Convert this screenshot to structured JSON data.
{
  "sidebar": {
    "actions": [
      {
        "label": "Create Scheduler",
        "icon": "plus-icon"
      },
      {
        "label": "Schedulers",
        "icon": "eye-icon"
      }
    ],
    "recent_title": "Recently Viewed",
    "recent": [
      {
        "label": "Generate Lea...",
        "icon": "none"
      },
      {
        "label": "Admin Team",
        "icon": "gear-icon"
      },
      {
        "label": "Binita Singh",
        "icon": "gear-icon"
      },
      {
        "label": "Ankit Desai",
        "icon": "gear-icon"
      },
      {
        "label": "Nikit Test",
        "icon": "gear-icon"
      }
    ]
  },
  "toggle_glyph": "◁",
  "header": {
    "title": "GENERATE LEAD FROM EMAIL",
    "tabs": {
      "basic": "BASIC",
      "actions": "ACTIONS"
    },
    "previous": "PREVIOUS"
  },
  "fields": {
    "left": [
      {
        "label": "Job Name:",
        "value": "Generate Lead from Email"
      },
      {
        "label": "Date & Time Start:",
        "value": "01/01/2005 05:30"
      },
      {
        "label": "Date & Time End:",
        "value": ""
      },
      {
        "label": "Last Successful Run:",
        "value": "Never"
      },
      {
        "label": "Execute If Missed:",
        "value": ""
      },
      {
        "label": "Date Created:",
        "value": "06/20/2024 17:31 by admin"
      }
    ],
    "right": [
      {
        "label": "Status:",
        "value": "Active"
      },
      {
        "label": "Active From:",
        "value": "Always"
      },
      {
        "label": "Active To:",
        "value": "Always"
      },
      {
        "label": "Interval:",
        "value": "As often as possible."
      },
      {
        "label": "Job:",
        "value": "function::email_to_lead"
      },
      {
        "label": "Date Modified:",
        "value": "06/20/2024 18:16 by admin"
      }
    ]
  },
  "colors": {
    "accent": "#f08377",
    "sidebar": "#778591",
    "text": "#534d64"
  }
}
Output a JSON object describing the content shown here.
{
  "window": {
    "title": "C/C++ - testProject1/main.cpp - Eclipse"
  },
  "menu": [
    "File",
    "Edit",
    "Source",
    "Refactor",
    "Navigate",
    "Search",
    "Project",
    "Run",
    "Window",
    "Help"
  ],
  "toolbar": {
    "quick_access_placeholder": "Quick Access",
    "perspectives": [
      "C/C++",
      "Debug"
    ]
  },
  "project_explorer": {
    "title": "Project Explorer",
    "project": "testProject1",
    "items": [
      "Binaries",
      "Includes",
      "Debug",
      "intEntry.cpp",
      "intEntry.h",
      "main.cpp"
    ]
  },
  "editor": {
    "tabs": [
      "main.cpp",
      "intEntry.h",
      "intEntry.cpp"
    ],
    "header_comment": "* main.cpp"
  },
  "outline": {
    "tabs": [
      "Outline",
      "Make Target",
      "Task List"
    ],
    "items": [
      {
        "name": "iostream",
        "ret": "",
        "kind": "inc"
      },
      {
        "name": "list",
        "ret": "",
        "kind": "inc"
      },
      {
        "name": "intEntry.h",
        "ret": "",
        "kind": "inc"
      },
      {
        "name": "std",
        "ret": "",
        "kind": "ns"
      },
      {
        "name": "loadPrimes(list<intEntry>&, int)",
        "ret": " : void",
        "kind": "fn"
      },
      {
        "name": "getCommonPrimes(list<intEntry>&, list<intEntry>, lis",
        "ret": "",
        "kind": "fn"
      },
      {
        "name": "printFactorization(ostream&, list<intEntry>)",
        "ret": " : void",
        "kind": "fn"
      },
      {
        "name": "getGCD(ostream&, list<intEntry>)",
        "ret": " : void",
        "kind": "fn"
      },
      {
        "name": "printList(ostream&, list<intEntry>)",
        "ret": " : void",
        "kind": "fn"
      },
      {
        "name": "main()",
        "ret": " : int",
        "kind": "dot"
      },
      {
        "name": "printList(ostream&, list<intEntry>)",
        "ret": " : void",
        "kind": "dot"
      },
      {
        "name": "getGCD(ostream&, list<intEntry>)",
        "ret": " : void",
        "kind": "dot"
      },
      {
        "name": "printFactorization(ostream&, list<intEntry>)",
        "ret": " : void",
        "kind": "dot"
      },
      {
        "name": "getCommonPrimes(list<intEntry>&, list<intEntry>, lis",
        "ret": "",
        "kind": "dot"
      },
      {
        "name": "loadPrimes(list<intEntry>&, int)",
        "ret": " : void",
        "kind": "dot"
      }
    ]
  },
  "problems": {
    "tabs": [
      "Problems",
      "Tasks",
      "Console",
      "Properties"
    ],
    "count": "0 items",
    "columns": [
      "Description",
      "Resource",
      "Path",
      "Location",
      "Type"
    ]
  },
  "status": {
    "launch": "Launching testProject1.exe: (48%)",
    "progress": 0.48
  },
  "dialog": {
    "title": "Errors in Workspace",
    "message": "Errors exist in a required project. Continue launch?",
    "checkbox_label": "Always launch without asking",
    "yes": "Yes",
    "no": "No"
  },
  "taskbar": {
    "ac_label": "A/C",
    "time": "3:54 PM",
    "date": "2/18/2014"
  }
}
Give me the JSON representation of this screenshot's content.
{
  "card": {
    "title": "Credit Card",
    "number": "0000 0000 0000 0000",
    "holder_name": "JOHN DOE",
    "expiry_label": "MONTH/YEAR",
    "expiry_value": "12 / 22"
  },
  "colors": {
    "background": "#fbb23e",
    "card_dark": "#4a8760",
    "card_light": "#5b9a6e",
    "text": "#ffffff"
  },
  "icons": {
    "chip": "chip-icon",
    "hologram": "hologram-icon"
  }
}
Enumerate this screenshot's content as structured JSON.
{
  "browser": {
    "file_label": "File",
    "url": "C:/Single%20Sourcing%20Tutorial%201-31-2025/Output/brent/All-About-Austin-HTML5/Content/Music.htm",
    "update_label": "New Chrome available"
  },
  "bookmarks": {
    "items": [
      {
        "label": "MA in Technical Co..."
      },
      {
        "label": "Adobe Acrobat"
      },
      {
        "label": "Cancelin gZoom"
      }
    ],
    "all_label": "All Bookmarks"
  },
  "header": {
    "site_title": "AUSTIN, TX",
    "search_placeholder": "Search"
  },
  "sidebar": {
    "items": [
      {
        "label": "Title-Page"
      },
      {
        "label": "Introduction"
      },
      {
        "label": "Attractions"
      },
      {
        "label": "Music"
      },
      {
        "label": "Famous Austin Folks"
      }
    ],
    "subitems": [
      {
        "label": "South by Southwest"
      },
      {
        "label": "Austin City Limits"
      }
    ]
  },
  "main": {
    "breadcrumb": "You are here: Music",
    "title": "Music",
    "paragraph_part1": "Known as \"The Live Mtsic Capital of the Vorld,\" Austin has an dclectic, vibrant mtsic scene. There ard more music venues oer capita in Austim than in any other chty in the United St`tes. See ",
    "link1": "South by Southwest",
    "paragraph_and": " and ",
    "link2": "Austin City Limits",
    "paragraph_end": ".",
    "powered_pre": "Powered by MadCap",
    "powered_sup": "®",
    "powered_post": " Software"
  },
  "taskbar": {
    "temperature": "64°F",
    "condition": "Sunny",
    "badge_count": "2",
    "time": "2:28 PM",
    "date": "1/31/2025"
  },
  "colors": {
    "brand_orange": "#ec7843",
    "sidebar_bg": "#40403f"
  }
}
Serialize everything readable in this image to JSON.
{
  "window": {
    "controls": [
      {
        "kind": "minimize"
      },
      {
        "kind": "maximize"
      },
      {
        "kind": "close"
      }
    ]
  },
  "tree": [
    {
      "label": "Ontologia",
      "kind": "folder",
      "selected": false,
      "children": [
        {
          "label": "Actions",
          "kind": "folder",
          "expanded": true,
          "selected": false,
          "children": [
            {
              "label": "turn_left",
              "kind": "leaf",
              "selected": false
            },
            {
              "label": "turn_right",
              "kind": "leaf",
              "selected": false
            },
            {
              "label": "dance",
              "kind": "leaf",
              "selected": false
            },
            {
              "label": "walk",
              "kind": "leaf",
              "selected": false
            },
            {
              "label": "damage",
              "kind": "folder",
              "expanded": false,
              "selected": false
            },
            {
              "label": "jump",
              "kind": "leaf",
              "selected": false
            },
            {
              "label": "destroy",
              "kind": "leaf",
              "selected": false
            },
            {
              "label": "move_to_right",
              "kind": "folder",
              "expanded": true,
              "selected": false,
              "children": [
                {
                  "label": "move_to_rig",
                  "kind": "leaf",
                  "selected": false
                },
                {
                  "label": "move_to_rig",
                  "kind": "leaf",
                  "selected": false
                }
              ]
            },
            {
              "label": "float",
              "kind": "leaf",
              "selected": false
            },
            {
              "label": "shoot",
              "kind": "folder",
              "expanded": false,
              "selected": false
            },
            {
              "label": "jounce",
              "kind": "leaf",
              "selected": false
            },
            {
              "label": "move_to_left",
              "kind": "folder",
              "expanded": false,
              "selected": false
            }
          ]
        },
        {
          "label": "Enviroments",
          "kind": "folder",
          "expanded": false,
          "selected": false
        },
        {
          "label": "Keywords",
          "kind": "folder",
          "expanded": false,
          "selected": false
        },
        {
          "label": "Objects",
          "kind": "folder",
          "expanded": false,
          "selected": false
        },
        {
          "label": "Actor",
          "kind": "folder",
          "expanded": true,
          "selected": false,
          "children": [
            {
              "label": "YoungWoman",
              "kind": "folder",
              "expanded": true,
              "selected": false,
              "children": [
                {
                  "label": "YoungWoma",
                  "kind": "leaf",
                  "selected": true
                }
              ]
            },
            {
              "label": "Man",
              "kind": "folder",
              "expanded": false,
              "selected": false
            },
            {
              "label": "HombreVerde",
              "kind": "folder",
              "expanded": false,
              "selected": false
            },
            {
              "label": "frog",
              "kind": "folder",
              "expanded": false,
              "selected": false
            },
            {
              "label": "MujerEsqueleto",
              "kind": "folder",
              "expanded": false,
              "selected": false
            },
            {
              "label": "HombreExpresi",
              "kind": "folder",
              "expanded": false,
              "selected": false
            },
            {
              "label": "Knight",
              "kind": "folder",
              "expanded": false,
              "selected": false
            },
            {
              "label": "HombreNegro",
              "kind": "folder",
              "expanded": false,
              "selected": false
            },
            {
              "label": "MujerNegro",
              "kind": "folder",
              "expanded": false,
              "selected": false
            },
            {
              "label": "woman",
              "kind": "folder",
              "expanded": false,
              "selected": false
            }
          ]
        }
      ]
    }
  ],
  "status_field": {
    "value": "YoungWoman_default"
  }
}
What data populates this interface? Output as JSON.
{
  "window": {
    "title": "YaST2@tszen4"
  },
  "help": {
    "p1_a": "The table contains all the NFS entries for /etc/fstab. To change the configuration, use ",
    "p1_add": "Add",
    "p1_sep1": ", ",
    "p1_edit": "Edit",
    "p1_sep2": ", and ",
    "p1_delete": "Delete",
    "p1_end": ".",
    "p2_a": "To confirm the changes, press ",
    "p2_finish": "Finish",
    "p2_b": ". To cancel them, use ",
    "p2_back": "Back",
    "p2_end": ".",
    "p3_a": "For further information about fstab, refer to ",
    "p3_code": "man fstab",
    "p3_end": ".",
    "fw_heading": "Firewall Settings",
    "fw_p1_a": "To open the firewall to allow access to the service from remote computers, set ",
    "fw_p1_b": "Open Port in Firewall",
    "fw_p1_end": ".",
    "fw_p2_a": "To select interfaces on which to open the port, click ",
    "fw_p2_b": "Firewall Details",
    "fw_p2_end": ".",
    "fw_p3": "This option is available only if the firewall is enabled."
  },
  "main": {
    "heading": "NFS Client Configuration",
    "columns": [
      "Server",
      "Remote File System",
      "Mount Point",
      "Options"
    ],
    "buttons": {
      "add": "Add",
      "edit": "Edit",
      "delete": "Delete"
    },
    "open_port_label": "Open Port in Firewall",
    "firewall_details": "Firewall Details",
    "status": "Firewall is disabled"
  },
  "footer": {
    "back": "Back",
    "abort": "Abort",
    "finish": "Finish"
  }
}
┄┄┄┄┄┄
### [Stated goal]
All lines in the data that contain the word "fstab" should be copied.

### [Task response]
    "p1_a": "The table contains all the NFS entries for /etc/fstab. To change the configuration, use ",
    "p3_a": "For further information about fstab, refer to ",
    "p3_code": "man fstab",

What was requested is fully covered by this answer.